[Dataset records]
/---
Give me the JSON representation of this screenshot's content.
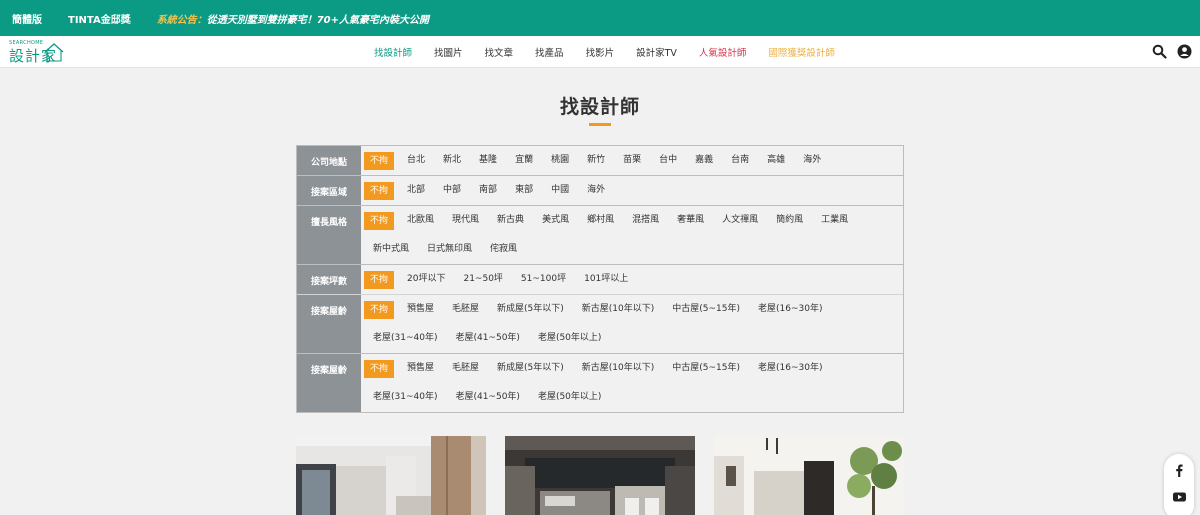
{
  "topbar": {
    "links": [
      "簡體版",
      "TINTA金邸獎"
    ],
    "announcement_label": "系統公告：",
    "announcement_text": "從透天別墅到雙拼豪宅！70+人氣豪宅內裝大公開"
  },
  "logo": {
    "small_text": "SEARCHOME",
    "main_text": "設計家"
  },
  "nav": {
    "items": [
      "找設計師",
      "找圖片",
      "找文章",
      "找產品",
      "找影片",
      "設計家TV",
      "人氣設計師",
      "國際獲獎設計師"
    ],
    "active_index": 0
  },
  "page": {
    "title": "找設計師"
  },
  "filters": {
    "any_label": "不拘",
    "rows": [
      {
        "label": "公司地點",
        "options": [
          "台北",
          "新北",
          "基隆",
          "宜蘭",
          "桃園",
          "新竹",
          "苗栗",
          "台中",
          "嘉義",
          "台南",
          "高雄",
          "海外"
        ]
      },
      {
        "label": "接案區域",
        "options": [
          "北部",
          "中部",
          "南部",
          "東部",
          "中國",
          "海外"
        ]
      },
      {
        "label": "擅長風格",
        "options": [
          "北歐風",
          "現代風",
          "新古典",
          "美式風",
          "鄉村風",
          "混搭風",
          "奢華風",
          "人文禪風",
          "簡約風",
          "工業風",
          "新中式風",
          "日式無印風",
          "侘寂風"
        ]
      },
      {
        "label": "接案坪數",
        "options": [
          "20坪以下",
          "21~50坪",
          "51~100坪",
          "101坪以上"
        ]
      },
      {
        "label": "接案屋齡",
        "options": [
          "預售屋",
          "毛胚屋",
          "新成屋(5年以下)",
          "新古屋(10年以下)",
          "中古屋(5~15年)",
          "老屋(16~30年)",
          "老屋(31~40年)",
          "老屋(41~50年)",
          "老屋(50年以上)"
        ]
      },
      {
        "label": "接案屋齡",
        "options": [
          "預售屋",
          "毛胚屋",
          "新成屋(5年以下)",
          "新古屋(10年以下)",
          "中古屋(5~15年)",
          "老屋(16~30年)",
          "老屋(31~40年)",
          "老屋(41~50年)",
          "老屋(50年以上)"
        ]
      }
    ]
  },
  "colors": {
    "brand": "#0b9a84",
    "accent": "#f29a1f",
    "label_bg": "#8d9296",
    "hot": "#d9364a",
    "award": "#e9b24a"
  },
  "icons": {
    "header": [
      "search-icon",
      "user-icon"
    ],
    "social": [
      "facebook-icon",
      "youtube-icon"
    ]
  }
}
\---
/---
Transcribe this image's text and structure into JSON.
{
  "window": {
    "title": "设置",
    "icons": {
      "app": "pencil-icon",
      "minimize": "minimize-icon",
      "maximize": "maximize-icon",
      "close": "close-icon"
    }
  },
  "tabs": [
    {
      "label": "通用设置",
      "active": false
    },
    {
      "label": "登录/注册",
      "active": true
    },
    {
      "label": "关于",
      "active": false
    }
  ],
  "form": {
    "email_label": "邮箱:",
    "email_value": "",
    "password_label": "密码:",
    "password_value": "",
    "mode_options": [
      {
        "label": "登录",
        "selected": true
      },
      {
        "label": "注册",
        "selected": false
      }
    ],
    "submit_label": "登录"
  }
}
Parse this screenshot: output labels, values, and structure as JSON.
\---
THE PROBLEM
Above are the entries. Output exactly the lines beginning with the line that has "Transcribe this image's" and ending with the line that has "Parse this screenshot: output".

OUTPUT FOR THIS TASK
Transcribe this image's text and structure into JSON.
{
  "window": {
    "title": "设置",
    "icons": {
      "app": "pencil-icon",
      "minimize": "minimize-icon",
      "maximize": "maximize-icon",
      "close": "close-icon"
    }
  },
  "tabs": [
    {
      "label": "通用设置",
      "active": false
    },
    {
      "label": "登录/注册",
      "active": true
    },
    {
      "label": "关于",
      "active": false
    }
  ],
  "form": {
    "email_label": "邮箱:",
    "email_value": "",
    "password_label": "密码:",
    "password_value": "",
    "mode_options": [
      {
        "label": "登录",
        "selected": true
      },
      {
        "label": "注册",
        "selected": false
      }
    ],
    "submit_label": "登录"
  }
}
Parse this screenshot: output labels, values, and structure as JSON.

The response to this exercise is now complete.